**Exercise instructions**
Summarize the text on The Story of Tom Brennan in two sentences.

**Text segment**
......

The Story of Tom Brennan
- Author: J.C Burke
- Language: English
- Genre: Young adult fiction
- Publisher: Random House Australia
- Publication date: 2005
- Publication place: Australia
- Pages: 284
- ISBN: 978-1-74166-092-0

= The Story of Tom Brennan =

2005 Australian young adult novel by J. C. Burke

The Story of Tom Brennan is a 2005 Australian young adult novel written by J. C. Burke. It was named as book of the year for older readers by the Children's Book Council of Australia. The story follows Tom Brennan, a 17-year-old boy known for his football skills. An accident involving his brother forces the family to move towns, and the novel shows the various Brennan family members changing after the accident and how it affected them.

The story involves issues relevant to teenagers such as alcohol, relationships and fitting in. This novel is often studied in Australian high schools as it is accessible to most readers.

==Plot==

For Tom Brennan, life is about rugby, mates, and family—until a night of celebration changes his life forever. Tom's world explodes as his brother Daniel is sent to jail and the Brennans are forced to leave the small town Tom's lived in his whole life. Tom is a survivor but needs a ticket out of the past just as much as Daniel.

......

**Given data**
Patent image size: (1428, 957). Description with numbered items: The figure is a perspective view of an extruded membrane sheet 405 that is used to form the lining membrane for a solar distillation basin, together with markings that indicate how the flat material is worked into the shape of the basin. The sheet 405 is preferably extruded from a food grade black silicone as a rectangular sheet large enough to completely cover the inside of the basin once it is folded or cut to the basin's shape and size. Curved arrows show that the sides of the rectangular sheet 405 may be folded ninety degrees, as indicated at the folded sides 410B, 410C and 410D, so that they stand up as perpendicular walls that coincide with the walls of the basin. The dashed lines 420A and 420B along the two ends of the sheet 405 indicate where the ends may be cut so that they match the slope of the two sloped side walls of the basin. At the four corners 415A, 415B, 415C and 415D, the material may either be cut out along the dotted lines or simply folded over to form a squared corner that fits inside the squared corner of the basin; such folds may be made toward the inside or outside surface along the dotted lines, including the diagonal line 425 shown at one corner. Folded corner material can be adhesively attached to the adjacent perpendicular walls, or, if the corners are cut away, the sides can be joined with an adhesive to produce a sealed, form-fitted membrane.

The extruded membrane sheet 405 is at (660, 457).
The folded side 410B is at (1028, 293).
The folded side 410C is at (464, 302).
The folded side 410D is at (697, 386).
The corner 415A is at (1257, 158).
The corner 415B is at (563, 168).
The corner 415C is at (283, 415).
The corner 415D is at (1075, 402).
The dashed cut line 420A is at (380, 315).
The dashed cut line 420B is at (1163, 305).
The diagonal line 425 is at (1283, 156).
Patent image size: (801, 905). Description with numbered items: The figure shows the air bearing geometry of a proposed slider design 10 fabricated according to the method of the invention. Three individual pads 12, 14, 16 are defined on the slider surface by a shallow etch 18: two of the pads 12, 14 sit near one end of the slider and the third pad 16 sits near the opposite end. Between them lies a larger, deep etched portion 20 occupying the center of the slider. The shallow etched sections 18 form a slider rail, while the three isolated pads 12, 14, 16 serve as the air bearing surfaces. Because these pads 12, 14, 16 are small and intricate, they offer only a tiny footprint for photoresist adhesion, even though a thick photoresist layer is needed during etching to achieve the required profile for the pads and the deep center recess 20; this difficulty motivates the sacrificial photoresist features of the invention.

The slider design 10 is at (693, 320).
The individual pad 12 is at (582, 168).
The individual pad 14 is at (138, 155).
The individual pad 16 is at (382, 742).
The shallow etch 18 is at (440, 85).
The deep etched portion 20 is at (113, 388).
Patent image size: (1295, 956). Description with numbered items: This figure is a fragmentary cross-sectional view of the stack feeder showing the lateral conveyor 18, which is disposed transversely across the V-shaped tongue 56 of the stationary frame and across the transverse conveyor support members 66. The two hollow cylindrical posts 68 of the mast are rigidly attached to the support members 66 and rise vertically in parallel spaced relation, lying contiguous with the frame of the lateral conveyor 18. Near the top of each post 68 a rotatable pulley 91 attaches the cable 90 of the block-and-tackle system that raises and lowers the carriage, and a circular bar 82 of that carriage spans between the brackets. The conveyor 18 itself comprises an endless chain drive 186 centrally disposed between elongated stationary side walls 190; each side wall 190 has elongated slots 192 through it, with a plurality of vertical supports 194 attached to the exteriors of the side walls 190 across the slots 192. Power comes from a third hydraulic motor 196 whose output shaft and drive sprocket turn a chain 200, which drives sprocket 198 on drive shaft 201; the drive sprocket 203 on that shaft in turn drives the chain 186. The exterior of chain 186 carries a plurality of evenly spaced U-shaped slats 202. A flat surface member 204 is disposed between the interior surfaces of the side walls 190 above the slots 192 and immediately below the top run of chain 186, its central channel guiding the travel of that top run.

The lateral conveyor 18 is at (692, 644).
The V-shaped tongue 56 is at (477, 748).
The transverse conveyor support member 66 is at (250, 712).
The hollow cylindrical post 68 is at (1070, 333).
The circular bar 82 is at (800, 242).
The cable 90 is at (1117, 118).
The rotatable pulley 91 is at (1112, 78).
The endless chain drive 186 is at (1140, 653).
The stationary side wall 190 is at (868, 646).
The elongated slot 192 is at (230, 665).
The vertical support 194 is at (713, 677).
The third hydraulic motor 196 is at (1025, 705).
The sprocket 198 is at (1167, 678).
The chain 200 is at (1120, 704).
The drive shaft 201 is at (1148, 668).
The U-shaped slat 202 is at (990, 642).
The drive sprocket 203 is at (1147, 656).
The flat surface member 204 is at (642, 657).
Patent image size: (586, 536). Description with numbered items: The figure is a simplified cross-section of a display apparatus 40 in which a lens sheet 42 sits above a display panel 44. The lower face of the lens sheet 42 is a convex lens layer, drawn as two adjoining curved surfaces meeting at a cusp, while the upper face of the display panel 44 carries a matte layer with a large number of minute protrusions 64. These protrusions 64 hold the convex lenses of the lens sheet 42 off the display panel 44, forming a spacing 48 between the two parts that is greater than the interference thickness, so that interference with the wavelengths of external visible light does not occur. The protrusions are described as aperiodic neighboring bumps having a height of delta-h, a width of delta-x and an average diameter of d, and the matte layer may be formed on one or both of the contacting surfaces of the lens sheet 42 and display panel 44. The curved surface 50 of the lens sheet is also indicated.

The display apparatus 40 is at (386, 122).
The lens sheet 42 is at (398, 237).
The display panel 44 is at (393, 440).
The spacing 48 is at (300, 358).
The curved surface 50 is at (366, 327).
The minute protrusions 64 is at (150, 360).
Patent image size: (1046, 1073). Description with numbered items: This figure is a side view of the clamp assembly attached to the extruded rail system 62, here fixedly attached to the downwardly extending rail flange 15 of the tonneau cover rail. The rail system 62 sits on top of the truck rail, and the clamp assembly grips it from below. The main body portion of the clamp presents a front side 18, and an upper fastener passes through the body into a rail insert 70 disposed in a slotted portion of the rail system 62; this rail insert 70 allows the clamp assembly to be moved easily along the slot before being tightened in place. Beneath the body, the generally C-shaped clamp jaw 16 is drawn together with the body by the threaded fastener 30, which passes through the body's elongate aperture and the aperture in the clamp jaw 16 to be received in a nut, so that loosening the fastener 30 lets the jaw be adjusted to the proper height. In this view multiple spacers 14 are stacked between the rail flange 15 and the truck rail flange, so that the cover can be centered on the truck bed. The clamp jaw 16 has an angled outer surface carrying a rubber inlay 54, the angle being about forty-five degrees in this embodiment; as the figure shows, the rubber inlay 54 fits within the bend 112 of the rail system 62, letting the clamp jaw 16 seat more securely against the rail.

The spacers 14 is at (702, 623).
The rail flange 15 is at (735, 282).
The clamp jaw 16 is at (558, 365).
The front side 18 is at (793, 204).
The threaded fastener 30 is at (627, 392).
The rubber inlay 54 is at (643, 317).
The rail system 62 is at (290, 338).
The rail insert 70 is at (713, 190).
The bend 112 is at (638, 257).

......

**Task response**
The Story of Tom Brennan is a 2005 Australian young adult novel by J. C. Burke that the Children's Book Council of Australia named book of the year for older readers. It follows 17-year-old Tom Brennan, known for his football skills, whose family is forced to leave their small town after an accident involving his brother Daniel, who is sent to jail, and it deals with issues such as alcohol, relationships and fitting in.